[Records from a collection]
---
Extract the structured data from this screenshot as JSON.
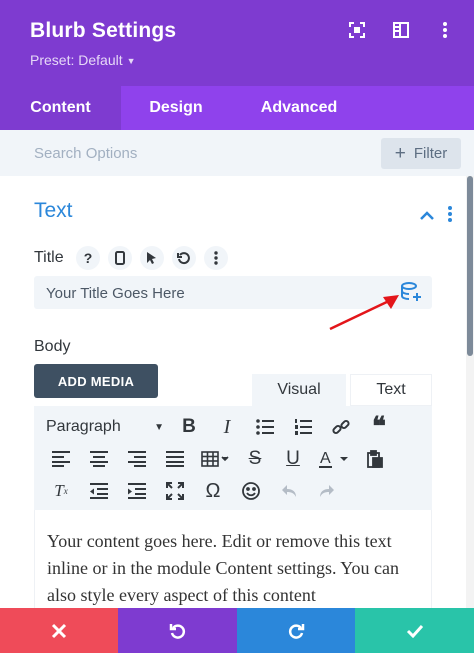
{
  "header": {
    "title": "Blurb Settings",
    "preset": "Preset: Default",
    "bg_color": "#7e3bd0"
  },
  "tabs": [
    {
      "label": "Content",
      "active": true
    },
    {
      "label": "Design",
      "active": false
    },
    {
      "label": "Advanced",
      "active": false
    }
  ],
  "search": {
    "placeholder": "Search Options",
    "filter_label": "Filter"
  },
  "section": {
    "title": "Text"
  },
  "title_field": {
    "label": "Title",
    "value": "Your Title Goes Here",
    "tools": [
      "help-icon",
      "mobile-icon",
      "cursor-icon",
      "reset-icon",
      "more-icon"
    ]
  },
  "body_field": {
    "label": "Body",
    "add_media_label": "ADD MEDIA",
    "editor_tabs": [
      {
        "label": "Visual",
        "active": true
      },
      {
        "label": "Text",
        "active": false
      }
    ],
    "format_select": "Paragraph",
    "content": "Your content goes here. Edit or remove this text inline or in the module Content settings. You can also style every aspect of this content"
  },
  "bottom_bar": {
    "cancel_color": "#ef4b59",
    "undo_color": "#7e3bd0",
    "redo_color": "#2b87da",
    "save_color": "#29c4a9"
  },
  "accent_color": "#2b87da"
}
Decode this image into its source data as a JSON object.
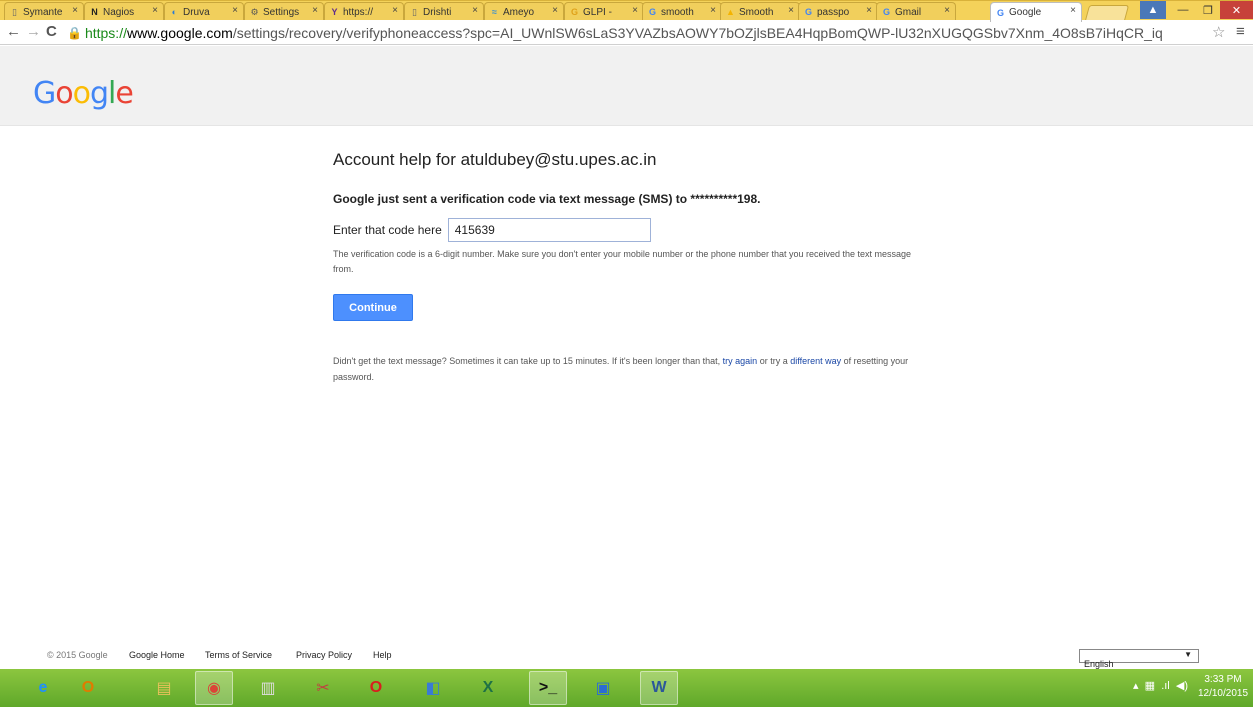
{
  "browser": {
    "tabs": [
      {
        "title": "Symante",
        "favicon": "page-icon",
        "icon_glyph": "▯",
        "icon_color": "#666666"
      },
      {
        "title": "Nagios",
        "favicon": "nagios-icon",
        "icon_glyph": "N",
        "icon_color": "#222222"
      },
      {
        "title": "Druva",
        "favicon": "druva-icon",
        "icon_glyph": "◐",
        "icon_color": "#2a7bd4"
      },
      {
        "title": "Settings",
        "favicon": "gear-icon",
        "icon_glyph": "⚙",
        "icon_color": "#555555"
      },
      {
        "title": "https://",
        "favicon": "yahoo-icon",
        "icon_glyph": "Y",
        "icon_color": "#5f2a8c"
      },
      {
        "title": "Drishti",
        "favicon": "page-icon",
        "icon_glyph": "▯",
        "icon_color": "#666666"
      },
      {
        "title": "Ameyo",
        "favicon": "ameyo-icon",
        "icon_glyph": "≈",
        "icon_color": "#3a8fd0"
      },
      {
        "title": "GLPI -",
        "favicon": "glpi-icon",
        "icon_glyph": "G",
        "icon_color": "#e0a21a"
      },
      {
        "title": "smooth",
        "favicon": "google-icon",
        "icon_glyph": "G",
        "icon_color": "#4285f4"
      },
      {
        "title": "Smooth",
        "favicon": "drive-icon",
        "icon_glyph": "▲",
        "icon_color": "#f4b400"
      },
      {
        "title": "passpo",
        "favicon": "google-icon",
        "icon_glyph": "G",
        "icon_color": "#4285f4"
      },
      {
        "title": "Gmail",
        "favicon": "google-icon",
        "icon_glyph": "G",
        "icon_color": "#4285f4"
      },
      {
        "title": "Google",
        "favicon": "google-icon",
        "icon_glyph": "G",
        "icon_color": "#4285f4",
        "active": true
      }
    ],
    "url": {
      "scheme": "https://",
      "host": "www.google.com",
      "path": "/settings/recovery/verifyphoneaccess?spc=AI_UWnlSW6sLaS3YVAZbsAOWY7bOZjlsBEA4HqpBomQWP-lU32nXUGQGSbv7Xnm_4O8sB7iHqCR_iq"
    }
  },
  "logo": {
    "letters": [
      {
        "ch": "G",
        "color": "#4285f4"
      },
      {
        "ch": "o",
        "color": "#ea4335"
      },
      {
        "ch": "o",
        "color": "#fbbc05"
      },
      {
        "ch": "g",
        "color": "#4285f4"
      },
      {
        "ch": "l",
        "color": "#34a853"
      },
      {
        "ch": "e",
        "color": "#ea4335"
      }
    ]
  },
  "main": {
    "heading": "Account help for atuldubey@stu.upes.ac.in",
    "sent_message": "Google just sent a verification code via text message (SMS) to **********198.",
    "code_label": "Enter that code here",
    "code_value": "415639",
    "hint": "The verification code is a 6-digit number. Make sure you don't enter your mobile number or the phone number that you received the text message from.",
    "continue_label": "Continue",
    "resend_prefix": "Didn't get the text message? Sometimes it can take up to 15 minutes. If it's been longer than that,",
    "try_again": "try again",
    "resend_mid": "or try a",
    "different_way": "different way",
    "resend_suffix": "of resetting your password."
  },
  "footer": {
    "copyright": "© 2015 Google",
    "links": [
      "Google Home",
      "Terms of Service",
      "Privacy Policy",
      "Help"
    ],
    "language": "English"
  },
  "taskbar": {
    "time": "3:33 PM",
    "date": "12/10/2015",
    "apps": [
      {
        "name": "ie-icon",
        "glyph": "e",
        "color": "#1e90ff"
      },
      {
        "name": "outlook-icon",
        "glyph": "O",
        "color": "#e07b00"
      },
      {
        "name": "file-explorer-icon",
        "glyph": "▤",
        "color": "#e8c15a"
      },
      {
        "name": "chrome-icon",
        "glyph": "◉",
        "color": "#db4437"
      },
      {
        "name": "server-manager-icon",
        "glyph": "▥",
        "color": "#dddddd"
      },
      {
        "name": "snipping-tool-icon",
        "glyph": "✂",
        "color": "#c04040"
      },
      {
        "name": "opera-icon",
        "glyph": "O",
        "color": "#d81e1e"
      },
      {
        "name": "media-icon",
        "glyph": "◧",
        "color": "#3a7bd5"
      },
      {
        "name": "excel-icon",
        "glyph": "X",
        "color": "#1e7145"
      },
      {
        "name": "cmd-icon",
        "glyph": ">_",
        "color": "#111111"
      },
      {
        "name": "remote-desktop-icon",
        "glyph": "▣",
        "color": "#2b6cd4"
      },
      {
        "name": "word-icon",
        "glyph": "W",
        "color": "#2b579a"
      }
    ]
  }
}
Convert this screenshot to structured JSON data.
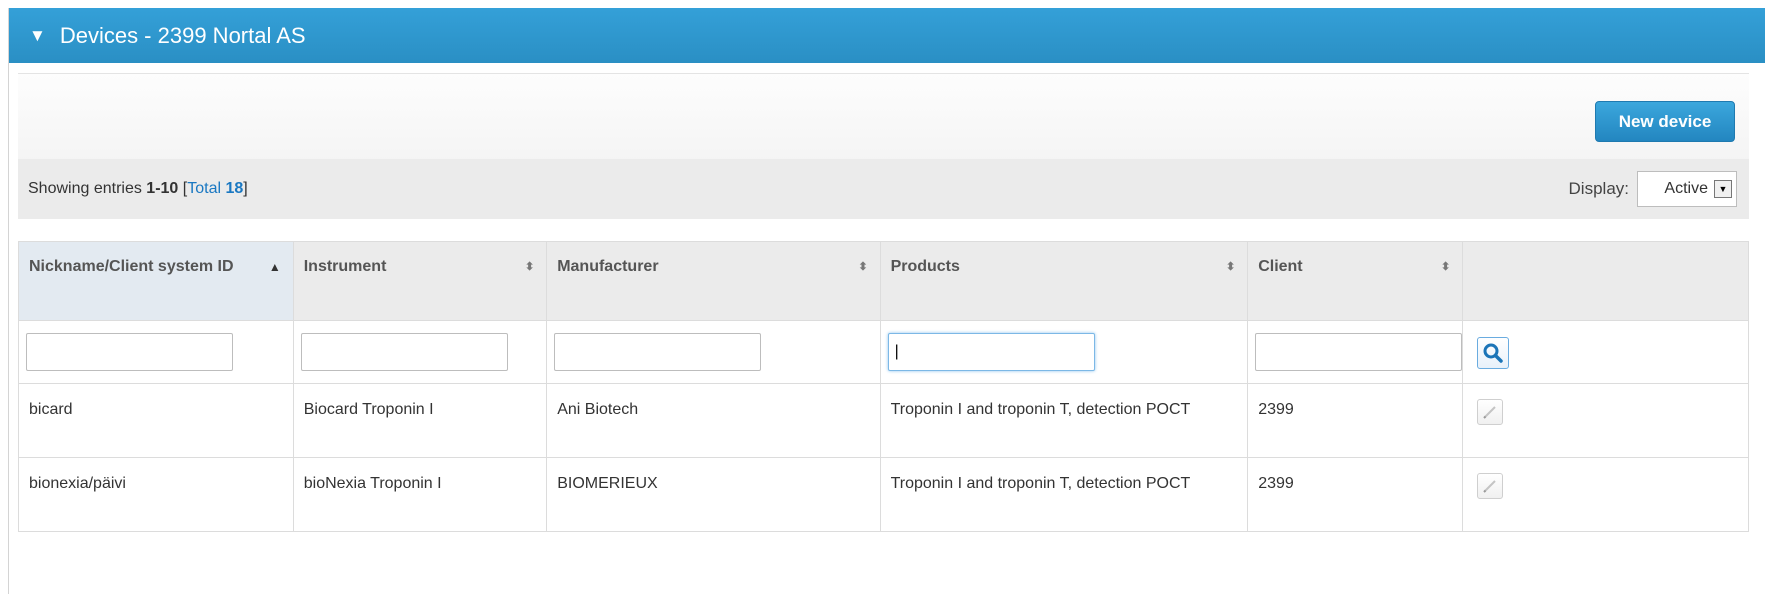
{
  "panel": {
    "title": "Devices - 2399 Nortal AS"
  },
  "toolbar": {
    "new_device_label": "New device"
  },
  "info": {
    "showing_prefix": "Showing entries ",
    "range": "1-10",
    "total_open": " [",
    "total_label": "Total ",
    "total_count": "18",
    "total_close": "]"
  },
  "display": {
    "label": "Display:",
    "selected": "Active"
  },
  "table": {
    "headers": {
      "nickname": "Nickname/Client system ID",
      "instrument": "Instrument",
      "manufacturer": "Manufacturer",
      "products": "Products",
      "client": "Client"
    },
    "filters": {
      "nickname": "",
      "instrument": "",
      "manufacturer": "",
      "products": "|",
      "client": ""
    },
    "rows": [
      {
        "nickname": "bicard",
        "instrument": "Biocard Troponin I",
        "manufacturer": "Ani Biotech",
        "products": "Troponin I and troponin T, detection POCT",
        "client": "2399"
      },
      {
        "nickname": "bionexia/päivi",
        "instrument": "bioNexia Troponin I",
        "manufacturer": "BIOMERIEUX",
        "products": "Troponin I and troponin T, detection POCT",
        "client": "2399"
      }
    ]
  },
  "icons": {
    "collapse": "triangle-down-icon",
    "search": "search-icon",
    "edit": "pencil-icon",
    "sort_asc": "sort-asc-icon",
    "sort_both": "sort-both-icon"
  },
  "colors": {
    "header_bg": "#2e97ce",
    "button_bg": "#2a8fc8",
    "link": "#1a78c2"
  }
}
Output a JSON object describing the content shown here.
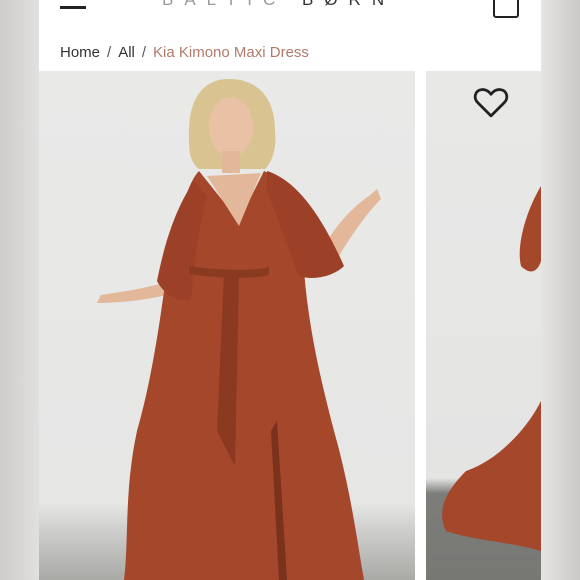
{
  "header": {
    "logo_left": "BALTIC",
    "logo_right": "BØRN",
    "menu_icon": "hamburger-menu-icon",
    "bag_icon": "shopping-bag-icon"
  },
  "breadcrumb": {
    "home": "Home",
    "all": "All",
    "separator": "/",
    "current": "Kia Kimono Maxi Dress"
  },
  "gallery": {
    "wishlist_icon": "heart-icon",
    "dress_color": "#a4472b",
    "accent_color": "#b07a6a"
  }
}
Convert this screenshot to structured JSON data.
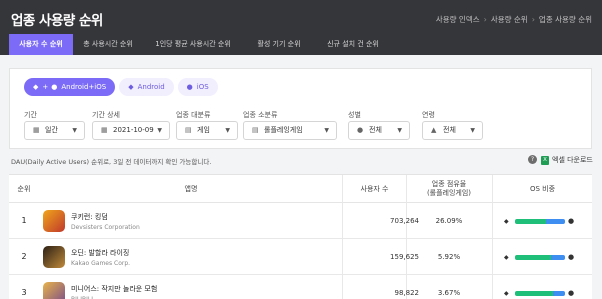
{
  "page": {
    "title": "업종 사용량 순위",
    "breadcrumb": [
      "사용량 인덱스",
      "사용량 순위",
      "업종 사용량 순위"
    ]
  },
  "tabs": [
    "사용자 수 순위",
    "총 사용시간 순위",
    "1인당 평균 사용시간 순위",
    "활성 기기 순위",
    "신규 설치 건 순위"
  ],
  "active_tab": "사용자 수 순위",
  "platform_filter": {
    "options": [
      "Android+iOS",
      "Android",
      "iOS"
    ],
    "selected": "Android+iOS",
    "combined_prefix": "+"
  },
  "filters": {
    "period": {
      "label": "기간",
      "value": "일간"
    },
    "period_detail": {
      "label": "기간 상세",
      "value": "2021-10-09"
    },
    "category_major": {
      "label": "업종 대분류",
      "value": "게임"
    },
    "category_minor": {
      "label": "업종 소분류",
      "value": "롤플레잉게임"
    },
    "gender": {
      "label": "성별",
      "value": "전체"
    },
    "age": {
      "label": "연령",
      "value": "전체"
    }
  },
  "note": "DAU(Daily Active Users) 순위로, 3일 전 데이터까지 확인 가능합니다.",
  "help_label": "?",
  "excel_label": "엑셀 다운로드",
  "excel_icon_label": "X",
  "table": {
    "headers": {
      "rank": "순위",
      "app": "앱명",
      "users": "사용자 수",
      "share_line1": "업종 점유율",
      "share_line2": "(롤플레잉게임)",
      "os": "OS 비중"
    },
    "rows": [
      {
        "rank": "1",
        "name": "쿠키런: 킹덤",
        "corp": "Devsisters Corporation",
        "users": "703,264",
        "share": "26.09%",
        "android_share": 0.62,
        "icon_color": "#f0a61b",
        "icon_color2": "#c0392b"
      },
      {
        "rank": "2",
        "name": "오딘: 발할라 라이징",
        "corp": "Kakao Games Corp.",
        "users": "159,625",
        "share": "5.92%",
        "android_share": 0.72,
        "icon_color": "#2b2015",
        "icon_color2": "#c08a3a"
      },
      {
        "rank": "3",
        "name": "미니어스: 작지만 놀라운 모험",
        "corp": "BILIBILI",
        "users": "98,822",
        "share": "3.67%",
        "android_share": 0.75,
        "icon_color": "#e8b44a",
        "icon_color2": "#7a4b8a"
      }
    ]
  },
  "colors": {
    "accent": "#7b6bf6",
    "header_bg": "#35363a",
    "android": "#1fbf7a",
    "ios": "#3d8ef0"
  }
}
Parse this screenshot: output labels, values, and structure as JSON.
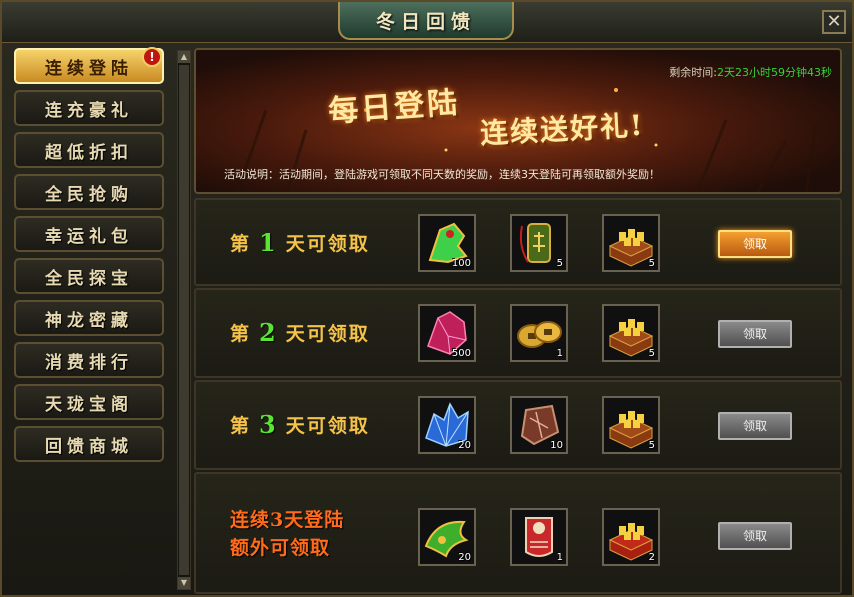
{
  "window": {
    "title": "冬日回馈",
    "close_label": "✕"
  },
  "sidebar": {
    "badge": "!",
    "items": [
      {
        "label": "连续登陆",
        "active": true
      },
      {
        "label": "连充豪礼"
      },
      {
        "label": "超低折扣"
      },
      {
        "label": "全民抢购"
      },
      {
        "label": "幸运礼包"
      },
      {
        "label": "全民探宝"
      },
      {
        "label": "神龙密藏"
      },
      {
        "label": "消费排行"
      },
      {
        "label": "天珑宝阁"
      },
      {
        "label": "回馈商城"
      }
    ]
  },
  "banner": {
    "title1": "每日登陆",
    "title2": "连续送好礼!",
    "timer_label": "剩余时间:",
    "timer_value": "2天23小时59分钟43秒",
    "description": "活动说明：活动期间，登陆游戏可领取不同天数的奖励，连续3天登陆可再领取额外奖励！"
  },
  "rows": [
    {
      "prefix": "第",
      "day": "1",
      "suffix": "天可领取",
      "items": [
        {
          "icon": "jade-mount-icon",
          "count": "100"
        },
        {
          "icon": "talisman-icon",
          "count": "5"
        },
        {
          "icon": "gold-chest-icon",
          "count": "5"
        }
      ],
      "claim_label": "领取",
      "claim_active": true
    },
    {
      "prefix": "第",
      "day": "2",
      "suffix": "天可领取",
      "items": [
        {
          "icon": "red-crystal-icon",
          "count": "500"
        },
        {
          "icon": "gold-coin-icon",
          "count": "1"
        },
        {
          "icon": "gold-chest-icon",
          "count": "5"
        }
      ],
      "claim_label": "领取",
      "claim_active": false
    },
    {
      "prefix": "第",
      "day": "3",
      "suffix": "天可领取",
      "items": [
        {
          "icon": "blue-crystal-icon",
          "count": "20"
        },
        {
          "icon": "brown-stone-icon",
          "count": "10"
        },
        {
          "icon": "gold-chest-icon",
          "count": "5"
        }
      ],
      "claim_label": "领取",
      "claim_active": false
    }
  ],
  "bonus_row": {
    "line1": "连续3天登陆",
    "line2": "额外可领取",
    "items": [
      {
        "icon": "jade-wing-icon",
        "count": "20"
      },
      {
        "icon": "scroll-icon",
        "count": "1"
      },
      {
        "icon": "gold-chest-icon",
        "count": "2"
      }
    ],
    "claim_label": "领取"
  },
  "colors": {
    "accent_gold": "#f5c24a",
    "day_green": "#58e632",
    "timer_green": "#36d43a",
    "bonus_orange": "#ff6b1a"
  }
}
---
### Exercise aim
Copy every line of the entries above in which "this" occurs.

### Exercise output
Extract the structured data from this screenshot as JSON.
    "content": "Your content goes here. Edit or remove this text inline or in the module Content settings. You can also style every aspect of this content"
Decode this image into its source data as a JSON object.
Convert this screenshot to structured JSON data.
Convert this screenshot to structured JSON data.
Parse this screenshot: output labels, values, and structure as JSON.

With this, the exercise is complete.